INSTRUCTIONS TO FOLLOW - Search the listing for the string "title" and copy every line that contains it.

begin DATA ROWS

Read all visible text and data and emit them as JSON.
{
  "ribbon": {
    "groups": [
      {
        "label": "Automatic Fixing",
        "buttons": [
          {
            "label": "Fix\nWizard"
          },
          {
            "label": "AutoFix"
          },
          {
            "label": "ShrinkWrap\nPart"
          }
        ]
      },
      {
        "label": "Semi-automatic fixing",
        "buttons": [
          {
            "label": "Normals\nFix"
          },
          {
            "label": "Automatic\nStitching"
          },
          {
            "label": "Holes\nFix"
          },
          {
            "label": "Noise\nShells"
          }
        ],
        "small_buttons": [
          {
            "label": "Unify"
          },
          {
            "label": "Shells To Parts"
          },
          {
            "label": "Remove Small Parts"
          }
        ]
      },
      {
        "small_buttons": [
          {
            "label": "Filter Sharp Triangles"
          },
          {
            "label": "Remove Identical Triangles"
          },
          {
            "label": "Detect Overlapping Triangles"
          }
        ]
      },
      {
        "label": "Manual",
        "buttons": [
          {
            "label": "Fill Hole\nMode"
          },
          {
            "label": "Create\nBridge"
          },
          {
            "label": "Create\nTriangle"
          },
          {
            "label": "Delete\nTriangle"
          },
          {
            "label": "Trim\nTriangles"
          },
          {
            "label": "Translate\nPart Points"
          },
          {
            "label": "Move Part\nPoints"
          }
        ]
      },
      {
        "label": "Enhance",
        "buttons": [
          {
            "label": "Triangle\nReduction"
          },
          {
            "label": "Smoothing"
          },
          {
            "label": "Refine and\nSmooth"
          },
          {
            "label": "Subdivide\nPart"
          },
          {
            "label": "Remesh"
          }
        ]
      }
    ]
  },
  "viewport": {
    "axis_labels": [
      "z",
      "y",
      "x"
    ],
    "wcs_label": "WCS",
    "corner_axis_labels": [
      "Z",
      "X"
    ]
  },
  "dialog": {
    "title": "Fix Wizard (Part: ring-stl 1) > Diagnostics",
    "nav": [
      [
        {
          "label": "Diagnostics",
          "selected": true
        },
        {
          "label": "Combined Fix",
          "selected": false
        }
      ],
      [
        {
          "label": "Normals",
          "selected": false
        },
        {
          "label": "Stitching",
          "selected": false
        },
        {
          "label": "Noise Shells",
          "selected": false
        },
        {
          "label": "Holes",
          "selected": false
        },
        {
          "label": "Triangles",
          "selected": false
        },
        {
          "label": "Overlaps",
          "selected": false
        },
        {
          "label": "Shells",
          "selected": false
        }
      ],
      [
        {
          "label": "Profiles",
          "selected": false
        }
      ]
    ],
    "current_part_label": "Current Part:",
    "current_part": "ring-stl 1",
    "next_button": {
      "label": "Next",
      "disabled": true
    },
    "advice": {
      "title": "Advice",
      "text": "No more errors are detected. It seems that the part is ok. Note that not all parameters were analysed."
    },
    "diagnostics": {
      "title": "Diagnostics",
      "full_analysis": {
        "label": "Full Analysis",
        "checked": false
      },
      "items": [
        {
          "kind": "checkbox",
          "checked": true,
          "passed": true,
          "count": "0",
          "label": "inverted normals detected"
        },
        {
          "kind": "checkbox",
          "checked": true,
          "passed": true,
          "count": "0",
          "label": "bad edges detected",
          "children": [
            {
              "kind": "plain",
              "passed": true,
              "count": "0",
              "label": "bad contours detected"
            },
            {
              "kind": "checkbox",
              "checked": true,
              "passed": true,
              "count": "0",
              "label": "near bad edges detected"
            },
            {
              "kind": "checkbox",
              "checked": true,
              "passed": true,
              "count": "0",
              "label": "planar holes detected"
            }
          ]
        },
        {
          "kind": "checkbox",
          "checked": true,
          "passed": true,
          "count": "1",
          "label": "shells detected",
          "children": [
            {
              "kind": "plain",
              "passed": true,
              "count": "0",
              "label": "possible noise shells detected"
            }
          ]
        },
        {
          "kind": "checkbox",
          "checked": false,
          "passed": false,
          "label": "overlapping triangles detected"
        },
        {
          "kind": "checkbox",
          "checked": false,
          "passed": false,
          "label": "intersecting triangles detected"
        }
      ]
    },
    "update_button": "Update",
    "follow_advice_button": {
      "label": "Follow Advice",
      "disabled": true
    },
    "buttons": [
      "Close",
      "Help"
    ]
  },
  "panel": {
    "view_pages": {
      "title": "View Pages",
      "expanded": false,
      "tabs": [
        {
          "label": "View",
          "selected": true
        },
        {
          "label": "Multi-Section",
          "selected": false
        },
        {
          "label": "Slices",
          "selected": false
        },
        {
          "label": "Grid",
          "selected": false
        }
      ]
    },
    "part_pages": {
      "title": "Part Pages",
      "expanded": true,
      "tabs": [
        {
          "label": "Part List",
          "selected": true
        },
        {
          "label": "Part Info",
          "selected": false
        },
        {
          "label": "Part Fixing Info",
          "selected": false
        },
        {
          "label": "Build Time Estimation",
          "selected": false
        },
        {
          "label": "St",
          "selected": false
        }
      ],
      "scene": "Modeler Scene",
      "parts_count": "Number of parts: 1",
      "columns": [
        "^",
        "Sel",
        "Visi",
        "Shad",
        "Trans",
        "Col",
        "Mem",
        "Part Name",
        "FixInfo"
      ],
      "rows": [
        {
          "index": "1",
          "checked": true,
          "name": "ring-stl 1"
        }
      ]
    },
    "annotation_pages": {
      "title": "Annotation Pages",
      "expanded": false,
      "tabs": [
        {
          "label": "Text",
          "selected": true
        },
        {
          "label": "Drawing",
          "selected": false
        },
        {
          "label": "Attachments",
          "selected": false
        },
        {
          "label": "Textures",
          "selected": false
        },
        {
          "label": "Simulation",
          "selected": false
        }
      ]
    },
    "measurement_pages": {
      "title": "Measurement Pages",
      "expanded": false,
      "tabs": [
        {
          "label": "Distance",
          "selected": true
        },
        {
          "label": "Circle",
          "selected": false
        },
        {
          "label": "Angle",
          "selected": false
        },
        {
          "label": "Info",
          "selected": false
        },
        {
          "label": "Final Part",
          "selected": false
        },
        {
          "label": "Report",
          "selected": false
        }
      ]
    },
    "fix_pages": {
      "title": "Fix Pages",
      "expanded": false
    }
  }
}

end DATA ROWS

EXERCISE RESPONSE -
    "title": "Fix Wizard (Part: ring-stl 1) > Diagnostics",
      "title": "Advice",
      "title": "Diagnostics",
      "title": "View Pages",
      "title": "Part Pages",
      "title": "Annotation Pages",
      "title": "Measurement Pages",
      "title": "Fix Pages",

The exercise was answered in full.